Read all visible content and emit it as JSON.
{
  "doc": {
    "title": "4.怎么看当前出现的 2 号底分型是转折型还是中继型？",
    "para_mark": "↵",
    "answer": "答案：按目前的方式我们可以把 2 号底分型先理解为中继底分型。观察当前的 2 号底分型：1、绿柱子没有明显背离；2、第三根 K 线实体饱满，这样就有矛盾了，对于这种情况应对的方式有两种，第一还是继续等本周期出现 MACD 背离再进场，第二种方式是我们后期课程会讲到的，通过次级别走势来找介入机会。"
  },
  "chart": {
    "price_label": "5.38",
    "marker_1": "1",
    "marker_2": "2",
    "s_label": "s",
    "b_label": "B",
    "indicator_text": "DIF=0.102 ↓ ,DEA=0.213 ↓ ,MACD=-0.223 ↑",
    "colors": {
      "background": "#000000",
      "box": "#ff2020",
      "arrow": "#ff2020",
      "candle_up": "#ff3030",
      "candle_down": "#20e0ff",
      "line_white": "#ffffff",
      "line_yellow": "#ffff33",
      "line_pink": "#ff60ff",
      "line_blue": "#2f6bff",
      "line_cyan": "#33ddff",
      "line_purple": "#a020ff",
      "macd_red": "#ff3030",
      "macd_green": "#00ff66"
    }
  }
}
------------
**YOUR TASK**
All entries must be repeated verbatim.

**THE COMPLETED TASK**
Read all visible content and emit it as JSON.
{
  "doc": {
    "title": "4.怎么看当前出现的 2 号底分型是转折型还是中继型？",
    "para_mark": "↵",
    "answer": "答案：按目前的方式我们可以把 2 号底分型先理解为中继底分型。观察当前的 2 号底分型：1、绿柱子没有明显背离；2、第三根 K 线实体饱满，这样就有矛盾了，对于这种情况应对的方式有两种，第一还是继续等本周期出现 MACD 背离再进场，第二种方式是我们后期课程会讲到的，通过次级别走势来找介入机会。"
  },
  "chart": {
    "price_label": "5.38",
    "marker_1": "1",
    "marker_2": "2",
    "s_label": "s",
    "b_label": "B",
    "indicator_text": "DIF=0.102 ↓ ,DEA=0.213 ↓ ,MACD=-0.223 ↑",
    "colors": {
      "background": "#000000",
      "box": "#ff2020",
      "arrow": "#ff2020",
      "candle_up": "#ff3030",
      "candle_down": "#20e0ff",
      "line_white": "#ffffff",
      "line_yellow": "#ffff33",
      "line_pink": "#ff60ff",
      "line_blue": "#2f6bff",
      "line_cyan": "#33ddff",
      "line_purple": "#a020ff",
      "macd_red": "#ff3030",
      "macd_green": "#00ff66"
    }
  }
}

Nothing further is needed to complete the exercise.